▸ **TASK TO COMPLETE**: Do not include the pictures; repeat the rest of the data exactly.

▸ **TASK MATERIAL**:
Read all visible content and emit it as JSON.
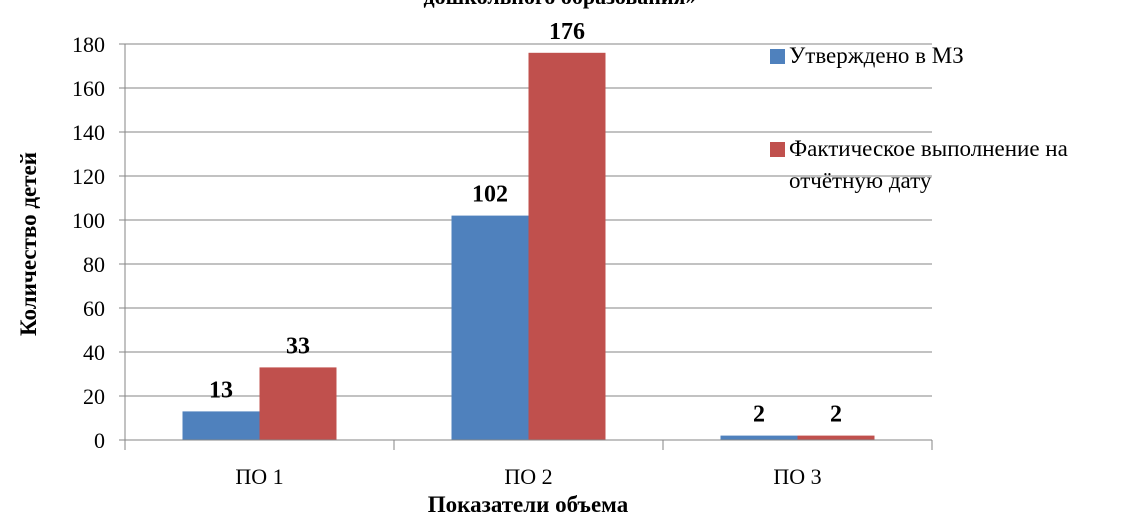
{
  "chart_data": {
    "type": "bar",
    "title": "дошкольного образования»",
    "categories": [
      "ПО 1",
      "ПО 2",
      "ПО 3"
    ],
    "series": [
      {
        "name": "Утверждено в МЗ",
        "color": "#4f81bd",
        "values": [
          13,
          102,
          2
        ]
      },
      {
        "name": "Фактическое выполнение на отчётную дату",
        "color": "#c0504d",
        "values": [
          33,
          176,
          2
        ]
      }
    ],
    "ylim": [
      0,
      180
    ],
    "yticks": [
      0,
      20,
      40,
      60,
      80,
      100,
      120,
      140,
      160,
      180
    ],
    "y_label": "Количество детей",
    "x_label": "Показатели объема",
    "grid": true,
    "legend": "right"
  }
}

▸ **SOLUTION FOR THIS EXERCISE**:
Read all visible content and emit it as JSON.
{
  "chart_data": {
    "type": "bar",
    "title": "дошкольного образования»",
    "categories": [
      "ПО 1",
      "ПО 2",
      "ПО 3"
    ],
    "series": [
      {
        "name": "Утверждено в МЗ",
        "color": "#4f81bd",
        "values": [
          13,
          102,
          2
        ]
      },
      {
        "name": "Фактическое выполнение на отчётную дату",
        "color": "#c0504d",
        "values": [
          33,
          176,
          2
        ]
      }
    ],
    "ylim": [
      0,
      180
    ],
    "yticks": [
      0,
      20,
      40,
      60,
      80,
      100,
      120,
      140,
      160,
      180
    ],
    "y_label": "Количество детей",
    "x_label": "Показатели объема",
    "grid": true,
    "legend": "right"
  }
}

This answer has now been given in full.